▸ **OBJECTIVE**
Below are some records; repeat them all exactly, minus the pictures.

(Dataset entries)
-------------------------
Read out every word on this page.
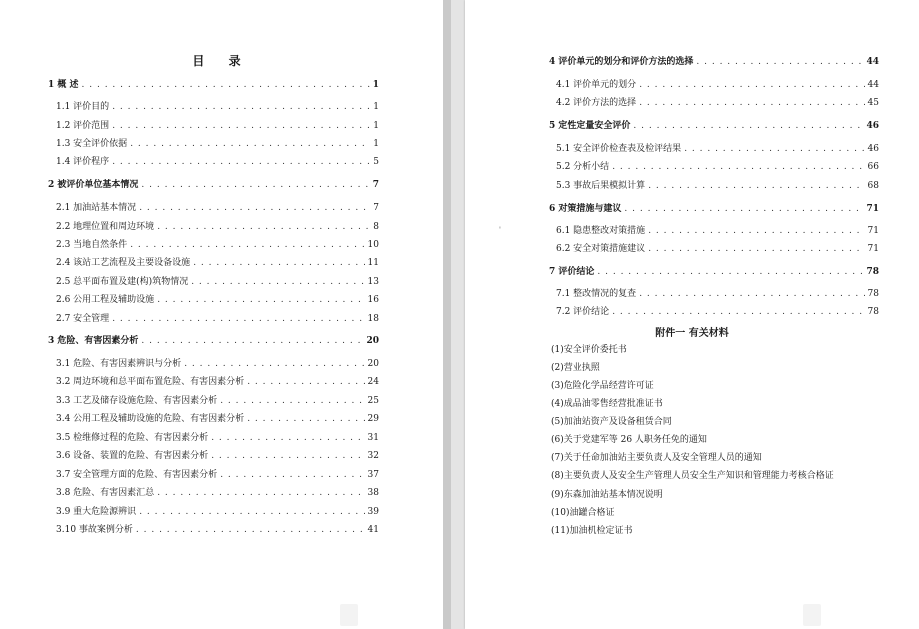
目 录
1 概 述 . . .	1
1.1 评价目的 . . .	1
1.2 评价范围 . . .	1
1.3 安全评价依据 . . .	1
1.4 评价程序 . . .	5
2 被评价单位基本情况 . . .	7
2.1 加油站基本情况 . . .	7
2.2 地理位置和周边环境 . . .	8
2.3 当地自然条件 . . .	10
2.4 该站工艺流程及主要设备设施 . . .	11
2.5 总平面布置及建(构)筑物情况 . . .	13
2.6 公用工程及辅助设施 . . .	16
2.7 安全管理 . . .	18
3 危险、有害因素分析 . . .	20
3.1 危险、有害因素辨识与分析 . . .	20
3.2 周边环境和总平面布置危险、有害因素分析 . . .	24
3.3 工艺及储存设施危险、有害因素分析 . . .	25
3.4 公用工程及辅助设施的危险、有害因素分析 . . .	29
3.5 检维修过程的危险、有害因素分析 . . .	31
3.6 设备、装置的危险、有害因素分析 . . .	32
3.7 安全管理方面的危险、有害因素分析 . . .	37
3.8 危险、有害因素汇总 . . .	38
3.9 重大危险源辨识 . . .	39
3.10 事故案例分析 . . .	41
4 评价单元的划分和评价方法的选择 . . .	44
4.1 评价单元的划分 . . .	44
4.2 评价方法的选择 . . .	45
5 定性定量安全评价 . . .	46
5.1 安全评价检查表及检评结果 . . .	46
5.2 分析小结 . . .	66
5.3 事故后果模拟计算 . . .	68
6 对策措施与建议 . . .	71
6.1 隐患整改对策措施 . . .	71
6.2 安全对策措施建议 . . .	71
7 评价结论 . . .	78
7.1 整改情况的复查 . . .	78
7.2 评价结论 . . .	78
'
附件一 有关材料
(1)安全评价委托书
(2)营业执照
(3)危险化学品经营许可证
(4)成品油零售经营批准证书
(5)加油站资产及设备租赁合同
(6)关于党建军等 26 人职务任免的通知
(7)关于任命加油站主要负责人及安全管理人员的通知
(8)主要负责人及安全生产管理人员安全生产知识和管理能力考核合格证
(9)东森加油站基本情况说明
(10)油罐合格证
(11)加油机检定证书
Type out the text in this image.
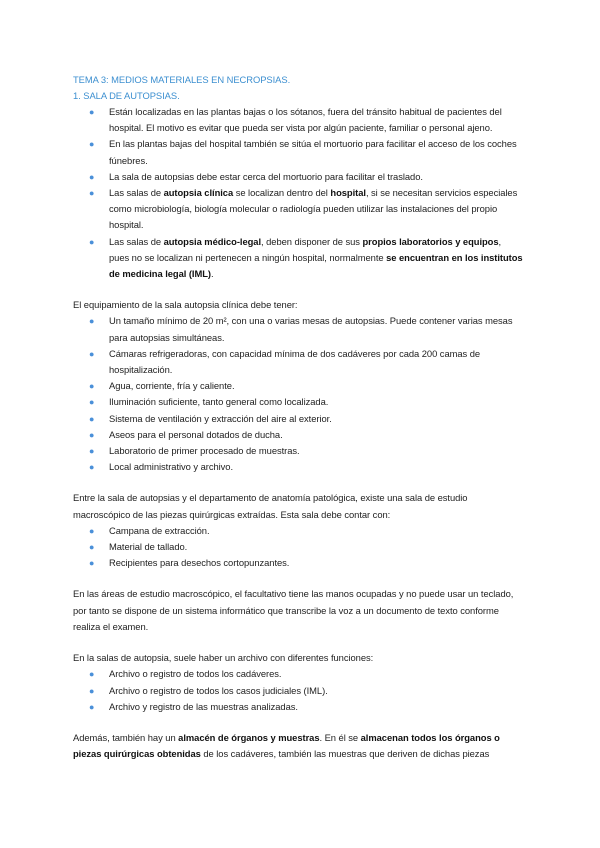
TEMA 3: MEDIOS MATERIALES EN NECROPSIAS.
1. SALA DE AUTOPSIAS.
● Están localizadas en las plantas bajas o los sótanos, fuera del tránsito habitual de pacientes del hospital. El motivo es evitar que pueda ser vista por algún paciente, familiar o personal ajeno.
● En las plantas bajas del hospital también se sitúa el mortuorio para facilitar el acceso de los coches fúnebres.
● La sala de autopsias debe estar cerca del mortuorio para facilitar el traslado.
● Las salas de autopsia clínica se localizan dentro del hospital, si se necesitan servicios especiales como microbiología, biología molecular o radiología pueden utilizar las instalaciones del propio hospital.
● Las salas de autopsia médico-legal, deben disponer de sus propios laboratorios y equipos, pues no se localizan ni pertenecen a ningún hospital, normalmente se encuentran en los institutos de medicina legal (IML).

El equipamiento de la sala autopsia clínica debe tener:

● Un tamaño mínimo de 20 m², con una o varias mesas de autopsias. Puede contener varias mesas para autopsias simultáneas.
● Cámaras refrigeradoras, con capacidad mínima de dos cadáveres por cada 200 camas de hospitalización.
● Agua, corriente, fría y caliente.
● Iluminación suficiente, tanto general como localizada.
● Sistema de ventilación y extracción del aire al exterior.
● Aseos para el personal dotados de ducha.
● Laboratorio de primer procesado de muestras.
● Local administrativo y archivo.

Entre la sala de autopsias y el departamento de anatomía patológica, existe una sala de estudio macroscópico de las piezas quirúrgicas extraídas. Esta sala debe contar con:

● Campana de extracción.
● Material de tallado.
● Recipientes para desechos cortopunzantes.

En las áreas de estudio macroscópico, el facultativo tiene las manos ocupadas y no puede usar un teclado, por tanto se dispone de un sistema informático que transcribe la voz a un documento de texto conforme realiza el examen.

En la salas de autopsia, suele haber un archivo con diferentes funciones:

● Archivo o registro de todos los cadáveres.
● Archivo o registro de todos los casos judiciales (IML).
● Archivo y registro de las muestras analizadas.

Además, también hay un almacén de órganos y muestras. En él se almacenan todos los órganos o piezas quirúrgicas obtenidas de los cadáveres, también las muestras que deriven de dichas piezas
-------------------------
▸ **RESULT**
Read out every word on this page.
目 录
1 概 述 . . .	1
1.1 评价目的 . . .	1
1.2 评价范围 . . .	1
1.3 安全评价依据 . . .	1
1.4 评价程序 . . .	5
2 被评价单位基本情况 . . .	7
2.1 加油站基本情况 . . .	7
2.2 地理位置和周边环境 . . .	8
2.3 当地自然条件 . . .	10
2.4 该站工艺流程及主要设备设施 . . .	11
2.5 总平面布置及建(构)筑物情况 . . .	13
2.6 公用工程及辅助设施 . . .	16
2.7 安全管理 . . .	18
3 危险、有害因素分析 . . .	20
3.1 危险、有害因素辨识与分析 . . .	20
3.2 周边环境和总平面布置危险、有害因素分析 . . .	24
3.3 工艺及储存设施危险、有害因素分析 . . .	25
3.4 公用工程及辅助设施的危险、有害因素分析 . . .	29
3.5 检维修过程的危险、有害因素分析 . . .	31
3.6 设备、装置的危险、有害因素分析 . . .	32
3.7 安全管理方面的危险、有害因素分析 . . .	37
3.8 危险、有害因素汇总 . . .	38
3.9 重大危险源辨识 . . .	39
3.10 事故案例分析 . . .	41
4 评价单元的划分和评价方法的选择 . . .	44
4.1 评价单元的划分 . . .	44
4.2 评价方法的选择 . . .	45
5 定性定量安全评价 . . .	46
5.1 安全评价检查表及检评结果 . . .	46
5.2 分析小结 . . .	66
5.3 事故后果模拟计算 . . .	68
6 对策措施与建议 . . .	71
6.1 隐患整改对策措施 . . .	71
6.2 安全对策措施建议 . . .	71
7 评价结论 . . .	78
7.1 整改情况的复查 . . .	78
7.2 评价结论 . . .	78
'
附件一 有关材料
(1)安全评价委托书
(2)营业执照
(3)危险化学品经营许可证
(4)成品油零售经营批准证书
(5)加油站资产及设备租赁合同
(6)关于党建军等 26 人职务任免的通知
(7)关于任命加油站主要负责人及安全管理人员的通知
(8)主要负责人及安全生产管理人员安全生产知识和管理能力考核合格证
(9)东森加油站基本情况说明
(10)油罐合格证
(11)加油机检定证书
Type out the text in this image.
TEMA 3: MEDIOS MATERIALES EN NECROPSIAS.
1. SALA DE AUTOPSIAS.
● Están localizadas en las plantas bajas o los sótanos, fuera del tránsito habitual de pacientes del hospital. El motivo es evitar que pueda ser vista por algún paciente, familiar o personal ajeno.
● En las plantas bajas del hospital también se sitúa el mortuorio para facilitar el acceso de los coches fúnebres.
● La sala de autopsias debe estar cerca del mortuorio para facilitar el traslado.
● Las salas de autopsia clínica se localizan dentro del hospital, si se necesitan servicios especiales como microbiología, biología molecular o radiología pueden utilizar las instalaciones del propio hospital.
● Las salas de autopsia médico-legal, deben disponer de sus propios laboratorios y equipos, pues no se localizan ni pertenecen a ningún hospital, normalmente se encuentran en los institutos de medicina legal (IML).

El equipamiento de la sala autopsia clínica debe tener:

● Un tamaño mínimo de 20 m², con una o varias mesas de autopsias. Puede contener varias mesas para autopsias simultáneas.
● Cámaras refrigeradoras, con capacidad mínima de dos cadáveres por cada 200 camas de hospitalización.
● Agua, corriente, fría y caliente.
● Iluminación suficiente, tanto general como localizada.
● Sistema de ventilación y extracción del aire al exterior.
● Aseos para el personal dotados de ducha.
● Laboratorio de primer procesado de muestras.
● Local administrativo y archivo.

Entre la sala de autopsias y el departamento de anatomía patológica, existe una sala de estudio macroscópico de las piezas quirúrgicas extraídas. Esta sala debe contar con:

● Campana de extracción.
● Material de tallado.
● Recipientes para desechos cortopunzantes.

En las áreas de estudio macroscópico, el facultativo tiene las manos ocupadas y no puede usar un teclado, por tanto se dispone de un sistema informático que transcribe la voz a un documento de texto conforme realiza el examen.

En la salas de autopsia, suele haber un archivo con diferentes funciones:

● Archivo o registro de todos los cadáveres.
● Archivo o registro de todos los casos judiciales (IML).
● Archivo y registro de las muestras analizadas.

Además, también hay un almacén de órganos y muestras. En él se almacenan todos los órganos o piezas quirúrgicas obtenidas de los cadáveres, también las muestras que deriven de dichas piezas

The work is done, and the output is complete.